* **What you will do**: Each line of the data that includes the string "dashboard" is to be copied out.

* **Data supplied**:
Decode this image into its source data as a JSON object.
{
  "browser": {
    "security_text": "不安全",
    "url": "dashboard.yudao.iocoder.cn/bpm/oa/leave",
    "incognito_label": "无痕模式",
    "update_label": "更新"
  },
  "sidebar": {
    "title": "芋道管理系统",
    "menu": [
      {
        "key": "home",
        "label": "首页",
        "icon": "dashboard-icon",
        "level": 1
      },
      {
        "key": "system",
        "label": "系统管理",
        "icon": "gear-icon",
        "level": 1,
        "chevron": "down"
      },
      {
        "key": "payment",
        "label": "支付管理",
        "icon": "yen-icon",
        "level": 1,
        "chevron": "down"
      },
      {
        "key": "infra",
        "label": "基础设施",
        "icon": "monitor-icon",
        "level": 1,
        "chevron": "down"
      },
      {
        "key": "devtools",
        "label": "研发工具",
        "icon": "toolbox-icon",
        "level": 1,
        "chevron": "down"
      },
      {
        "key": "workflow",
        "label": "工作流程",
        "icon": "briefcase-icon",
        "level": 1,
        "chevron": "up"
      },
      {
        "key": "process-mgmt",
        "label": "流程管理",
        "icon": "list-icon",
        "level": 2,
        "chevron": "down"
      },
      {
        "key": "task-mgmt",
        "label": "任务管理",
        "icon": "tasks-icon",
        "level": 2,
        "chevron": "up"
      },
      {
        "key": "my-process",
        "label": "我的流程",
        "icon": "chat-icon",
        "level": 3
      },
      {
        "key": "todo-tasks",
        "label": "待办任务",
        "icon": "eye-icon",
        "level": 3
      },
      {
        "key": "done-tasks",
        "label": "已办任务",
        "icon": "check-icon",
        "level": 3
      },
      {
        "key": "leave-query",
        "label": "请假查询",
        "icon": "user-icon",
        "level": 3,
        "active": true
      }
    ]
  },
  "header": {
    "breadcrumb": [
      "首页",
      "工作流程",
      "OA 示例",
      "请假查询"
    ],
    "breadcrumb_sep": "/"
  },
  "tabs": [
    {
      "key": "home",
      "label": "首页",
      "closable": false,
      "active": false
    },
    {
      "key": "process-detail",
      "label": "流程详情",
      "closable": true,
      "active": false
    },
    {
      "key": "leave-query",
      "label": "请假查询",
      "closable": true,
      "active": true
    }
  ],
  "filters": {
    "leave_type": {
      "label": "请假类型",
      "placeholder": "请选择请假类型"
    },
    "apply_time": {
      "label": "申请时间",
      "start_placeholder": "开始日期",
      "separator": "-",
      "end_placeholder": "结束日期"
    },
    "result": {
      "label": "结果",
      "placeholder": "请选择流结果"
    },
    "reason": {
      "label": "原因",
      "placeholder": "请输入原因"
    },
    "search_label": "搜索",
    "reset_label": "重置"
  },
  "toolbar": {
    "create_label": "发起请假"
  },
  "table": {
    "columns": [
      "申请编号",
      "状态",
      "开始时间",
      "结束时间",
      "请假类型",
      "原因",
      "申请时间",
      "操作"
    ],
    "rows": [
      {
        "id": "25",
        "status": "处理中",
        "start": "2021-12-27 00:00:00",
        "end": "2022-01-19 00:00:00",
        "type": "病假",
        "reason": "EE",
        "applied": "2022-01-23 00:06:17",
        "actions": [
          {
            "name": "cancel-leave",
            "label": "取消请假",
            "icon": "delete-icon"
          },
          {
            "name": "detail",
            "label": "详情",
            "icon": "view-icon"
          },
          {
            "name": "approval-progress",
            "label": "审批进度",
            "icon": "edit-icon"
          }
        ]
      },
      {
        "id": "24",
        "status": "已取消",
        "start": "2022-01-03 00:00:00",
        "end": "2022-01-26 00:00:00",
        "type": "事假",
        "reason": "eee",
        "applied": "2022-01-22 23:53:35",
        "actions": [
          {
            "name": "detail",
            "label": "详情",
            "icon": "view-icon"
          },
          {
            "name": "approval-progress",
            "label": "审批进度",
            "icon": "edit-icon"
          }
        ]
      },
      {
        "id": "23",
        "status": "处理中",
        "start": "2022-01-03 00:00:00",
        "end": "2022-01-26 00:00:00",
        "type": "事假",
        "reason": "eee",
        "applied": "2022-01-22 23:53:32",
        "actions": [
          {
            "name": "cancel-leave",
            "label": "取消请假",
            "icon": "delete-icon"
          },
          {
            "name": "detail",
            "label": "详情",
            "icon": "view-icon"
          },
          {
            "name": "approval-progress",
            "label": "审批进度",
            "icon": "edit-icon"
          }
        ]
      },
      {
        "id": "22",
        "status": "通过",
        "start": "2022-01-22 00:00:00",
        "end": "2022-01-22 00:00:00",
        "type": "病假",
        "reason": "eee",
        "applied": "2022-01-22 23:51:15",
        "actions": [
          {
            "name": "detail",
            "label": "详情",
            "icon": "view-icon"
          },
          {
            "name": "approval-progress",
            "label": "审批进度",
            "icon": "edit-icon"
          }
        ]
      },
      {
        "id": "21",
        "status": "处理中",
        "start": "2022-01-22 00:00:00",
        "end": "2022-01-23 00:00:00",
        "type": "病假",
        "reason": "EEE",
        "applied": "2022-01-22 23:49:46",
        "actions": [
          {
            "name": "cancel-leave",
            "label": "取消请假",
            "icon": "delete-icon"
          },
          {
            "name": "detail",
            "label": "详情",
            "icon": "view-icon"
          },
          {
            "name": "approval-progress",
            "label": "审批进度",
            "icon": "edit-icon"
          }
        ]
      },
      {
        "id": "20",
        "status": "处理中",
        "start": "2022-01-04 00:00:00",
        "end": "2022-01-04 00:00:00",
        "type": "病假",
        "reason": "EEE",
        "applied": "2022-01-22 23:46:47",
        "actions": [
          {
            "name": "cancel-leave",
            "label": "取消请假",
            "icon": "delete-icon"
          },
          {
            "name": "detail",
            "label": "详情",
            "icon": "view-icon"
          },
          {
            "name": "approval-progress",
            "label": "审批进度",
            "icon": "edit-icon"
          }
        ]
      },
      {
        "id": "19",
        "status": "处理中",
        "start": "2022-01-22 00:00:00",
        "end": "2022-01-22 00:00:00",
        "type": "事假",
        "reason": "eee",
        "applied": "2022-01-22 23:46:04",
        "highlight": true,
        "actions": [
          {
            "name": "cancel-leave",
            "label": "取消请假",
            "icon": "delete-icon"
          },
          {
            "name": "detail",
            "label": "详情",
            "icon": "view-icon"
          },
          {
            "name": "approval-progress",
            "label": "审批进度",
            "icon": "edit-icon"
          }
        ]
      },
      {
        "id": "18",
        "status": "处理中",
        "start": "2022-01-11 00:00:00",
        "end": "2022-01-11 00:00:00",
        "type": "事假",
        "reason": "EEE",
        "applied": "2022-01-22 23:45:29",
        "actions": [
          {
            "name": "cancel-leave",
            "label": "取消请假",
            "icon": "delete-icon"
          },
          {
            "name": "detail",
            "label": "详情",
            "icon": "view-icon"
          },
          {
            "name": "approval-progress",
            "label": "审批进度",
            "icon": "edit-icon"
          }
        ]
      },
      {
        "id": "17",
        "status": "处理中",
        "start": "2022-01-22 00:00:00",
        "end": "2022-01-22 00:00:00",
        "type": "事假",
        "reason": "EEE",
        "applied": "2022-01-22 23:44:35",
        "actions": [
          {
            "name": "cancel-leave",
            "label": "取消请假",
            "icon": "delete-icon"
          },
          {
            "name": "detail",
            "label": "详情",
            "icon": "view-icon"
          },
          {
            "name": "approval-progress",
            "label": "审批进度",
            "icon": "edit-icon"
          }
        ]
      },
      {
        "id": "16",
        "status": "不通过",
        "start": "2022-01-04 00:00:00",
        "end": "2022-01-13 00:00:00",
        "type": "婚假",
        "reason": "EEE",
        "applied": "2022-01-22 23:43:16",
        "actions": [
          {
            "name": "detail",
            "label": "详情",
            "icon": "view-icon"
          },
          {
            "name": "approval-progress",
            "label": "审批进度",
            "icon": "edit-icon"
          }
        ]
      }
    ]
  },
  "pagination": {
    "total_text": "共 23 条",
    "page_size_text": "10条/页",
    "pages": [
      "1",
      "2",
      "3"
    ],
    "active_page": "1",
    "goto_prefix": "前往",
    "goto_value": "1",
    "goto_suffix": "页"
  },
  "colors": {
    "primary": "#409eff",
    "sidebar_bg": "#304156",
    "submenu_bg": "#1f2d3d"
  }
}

* **Response**:
    "url": "dashboard.yudao.iocoder.cn/bpm/oa/leave",
        "icon": "dashboard-icon",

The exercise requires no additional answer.